Requirement
Convert every line of the records, from the line containing "print-layout-icon[interactable]: ▥: [694, 506, 716, 524]" down to the line containing "scroll-down-icon[interactable]: ▼: [947, 491, 956, 501]", into a JSON list of strings with one string per line. Omit any blank lines.

start Supplied data

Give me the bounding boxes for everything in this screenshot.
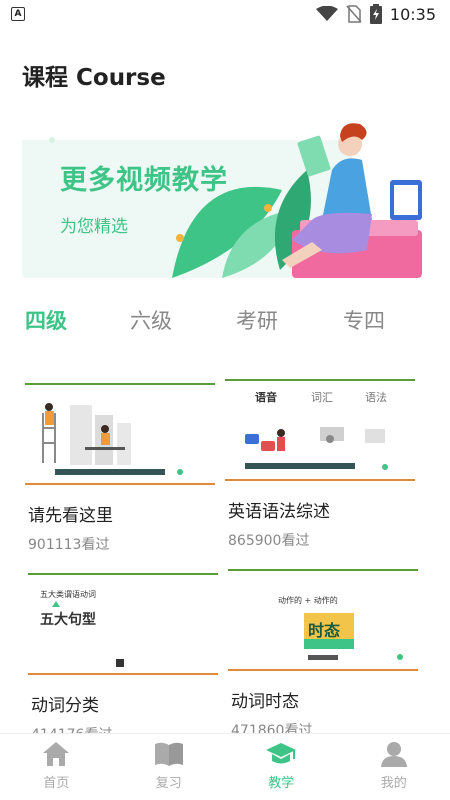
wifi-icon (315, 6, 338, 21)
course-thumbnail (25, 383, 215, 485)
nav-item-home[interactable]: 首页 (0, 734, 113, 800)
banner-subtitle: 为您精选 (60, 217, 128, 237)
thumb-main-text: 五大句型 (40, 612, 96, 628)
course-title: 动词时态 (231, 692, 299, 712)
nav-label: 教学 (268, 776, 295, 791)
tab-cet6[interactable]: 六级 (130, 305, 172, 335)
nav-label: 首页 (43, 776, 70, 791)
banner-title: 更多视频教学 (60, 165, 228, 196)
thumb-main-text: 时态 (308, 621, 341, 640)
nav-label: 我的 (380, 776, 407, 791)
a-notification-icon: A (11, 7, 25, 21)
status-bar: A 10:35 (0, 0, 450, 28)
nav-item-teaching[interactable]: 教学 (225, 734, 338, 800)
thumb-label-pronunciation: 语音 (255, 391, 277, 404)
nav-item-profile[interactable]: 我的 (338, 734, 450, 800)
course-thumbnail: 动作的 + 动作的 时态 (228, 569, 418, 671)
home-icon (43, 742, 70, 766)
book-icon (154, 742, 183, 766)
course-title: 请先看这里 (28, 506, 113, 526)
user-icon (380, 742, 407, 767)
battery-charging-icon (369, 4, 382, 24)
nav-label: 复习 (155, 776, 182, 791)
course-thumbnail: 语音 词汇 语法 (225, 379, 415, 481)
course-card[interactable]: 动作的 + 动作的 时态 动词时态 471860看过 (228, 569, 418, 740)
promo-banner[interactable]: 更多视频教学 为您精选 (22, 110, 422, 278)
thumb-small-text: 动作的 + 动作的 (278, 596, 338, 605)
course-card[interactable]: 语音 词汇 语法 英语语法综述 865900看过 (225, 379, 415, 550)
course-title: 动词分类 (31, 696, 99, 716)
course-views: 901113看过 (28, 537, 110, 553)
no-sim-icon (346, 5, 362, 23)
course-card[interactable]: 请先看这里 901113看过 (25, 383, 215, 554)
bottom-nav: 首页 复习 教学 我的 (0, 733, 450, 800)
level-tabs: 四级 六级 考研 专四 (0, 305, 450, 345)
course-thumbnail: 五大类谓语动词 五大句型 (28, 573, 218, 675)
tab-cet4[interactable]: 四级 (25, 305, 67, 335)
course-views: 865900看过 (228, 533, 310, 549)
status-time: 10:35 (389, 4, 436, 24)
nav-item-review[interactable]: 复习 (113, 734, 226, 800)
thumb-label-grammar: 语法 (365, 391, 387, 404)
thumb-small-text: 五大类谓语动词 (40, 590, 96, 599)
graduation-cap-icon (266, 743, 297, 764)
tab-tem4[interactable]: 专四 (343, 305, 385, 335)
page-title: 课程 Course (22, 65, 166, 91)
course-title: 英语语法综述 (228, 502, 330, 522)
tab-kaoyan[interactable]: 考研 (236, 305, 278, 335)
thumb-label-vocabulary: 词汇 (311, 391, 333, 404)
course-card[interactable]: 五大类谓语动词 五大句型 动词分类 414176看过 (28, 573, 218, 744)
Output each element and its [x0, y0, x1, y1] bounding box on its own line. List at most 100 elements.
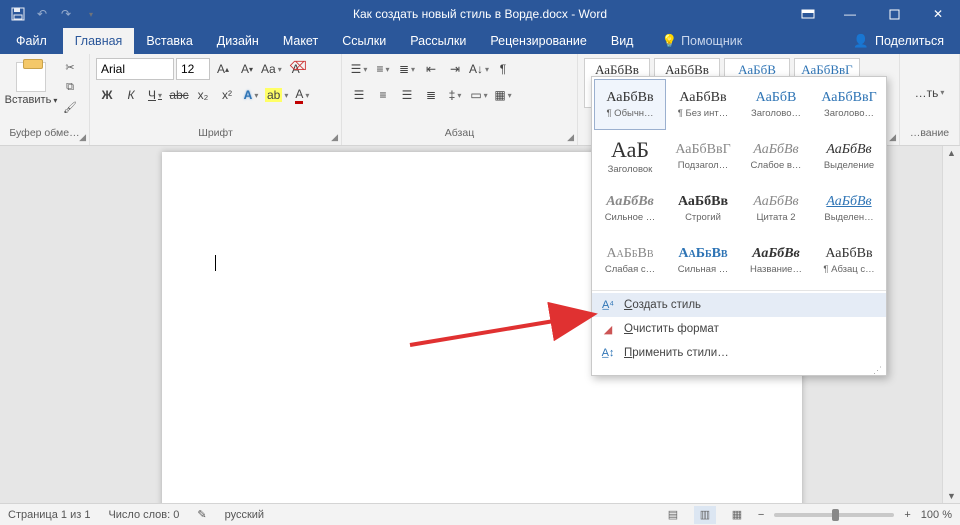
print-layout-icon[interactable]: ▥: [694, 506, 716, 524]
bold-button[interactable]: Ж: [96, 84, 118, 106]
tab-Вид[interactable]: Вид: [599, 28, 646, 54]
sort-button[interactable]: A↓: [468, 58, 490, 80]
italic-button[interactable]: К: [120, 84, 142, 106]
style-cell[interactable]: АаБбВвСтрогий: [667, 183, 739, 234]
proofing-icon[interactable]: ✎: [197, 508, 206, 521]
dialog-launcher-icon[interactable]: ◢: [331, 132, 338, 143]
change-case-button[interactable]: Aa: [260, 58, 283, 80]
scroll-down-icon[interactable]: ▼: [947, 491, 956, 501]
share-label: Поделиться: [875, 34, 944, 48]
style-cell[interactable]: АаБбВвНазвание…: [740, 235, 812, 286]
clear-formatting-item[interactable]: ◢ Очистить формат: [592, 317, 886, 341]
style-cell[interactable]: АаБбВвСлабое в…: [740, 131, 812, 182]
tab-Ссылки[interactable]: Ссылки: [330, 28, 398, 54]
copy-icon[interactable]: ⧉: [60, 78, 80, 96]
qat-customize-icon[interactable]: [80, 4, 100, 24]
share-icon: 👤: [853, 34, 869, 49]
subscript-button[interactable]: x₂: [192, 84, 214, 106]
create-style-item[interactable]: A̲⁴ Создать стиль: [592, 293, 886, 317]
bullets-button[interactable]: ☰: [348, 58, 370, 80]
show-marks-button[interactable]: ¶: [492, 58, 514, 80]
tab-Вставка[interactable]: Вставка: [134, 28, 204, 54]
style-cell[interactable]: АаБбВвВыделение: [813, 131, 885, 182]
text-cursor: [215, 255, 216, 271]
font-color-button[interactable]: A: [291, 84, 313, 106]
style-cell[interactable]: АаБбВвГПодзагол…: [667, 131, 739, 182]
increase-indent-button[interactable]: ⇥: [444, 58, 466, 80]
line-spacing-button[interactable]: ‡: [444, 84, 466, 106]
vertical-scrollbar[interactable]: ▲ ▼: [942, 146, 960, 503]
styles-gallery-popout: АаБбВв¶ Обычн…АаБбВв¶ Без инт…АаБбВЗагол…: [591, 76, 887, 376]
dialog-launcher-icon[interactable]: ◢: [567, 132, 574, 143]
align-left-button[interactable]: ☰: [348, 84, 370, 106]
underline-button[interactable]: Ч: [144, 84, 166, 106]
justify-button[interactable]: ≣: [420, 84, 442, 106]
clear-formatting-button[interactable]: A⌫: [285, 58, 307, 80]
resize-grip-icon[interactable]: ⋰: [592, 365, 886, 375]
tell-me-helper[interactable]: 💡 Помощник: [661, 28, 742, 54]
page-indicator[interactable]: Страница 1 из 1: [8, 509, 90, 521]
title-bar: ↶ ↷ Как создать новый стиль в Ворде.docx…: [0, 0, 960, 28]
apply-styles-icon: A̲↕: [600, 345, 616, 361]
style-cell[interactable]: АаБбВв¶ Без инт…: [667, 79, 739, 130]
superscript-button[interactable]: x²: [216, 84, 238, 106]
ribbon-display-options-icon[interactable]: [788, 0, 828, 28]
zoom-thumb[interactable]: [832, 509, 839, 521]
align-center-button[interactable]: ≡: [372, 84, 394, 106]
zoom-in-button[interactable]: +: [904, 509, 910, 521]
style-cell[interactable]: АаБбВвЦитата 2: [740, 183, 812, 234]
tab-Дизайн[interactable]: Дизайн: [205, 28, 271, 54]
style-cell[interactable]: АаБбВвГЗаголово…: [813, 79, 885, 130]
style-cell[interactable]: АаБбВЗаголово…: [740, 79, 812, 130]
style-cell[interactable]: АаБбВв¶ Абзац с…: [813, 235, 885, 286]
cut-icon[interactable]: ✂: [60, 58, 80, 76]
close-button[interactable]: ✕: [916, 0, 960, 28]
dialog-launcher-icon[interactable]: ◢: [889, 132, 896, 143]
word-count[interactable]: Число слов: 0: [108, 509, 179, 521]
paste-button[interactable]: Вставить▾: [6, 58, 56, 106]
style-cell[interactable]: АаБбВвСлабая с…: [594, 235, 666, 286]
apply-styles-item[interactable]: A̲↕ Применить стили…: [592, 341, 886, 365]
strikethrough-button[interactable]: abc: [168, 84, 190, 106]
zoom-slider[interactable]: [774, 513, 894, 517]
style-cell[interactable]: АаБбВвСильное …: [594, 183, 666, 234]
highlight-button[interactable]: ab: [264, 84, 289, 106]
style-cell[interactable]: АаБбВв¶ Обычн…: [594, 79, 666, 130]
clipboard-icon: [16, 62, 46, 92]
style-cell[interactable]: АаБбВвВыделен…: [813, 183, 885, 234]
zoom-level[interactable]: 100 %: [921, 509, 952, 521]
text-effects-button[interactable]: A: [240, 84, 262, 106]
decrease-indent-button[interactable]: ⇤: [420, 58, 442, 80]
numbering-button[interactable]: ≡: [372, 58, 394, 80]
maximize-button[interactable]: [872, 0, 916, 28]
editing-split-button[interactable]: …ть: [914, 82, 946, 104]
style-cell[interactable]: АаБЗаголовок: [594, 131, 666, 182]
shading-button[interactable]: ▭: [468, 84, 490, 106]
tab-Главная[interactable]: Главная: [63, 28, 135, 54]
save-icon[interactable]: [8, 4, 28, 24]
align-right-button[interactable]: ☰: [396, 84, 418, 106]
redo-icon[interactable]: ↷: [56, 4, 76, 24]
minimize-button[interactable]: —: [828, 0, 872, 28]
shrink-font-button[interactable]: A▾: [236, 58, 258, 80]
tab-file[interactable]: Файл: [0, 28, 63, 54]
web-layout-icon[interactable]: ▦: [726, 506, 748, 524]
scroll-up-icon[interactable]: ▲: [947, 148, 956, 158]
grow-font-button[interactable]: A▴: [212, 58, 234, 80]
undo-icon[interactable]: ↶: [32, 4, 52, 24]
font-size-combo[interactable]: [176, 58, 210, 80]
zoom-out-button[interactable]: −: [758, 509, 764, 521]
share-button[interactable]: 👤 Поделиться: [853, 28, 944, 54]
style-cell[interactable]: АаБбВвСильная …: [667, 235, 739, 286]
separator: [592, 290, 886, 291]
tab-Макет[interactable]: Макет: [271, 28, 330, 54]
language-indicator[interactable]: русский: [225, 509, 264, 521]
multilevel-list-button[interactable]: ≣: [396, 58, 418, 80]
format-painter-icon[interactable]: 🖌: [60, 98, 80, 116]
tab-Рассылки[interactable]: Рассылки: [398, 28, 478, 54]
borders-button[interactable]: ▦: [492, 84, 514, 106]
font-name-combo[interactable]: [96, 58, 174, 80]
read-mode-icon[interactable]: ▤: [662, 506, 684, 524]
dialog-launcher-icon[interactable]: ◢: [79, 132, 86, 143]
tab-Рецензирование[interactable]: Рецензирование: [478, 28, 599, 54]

end Supplied data

Result of the task
[
  "print-layout-icon[interactable]: ▥: [694, 506, 716, 524]",
  "bold-button[interactable]: Ж: [96, 84, 118, 106]",
  "tab-Вид[interactable]: Вид: [599, 28, 646, 54]",
  "sort-button[interactable]: A↓: [468, 58, 490, 80]",
  "italic-button[interactable]: К: [120, 84, 142, 106]",
  "style-cell[interactable]: АаБбВвСтрогий: [667, 183, 739, 234]",
  "proofing-icon[interactable]: ✎: [197, 508, 206, 521]",
  "dialog-launcher-icon[interactable]: ◢: [331, 132, 338, 143]",
  "change-case-button[interactable]: Aa: [260, 58, 283, 80]",
  "scroll-down-icon[interactable]: ▼: [947, 491, 956, 501]"
]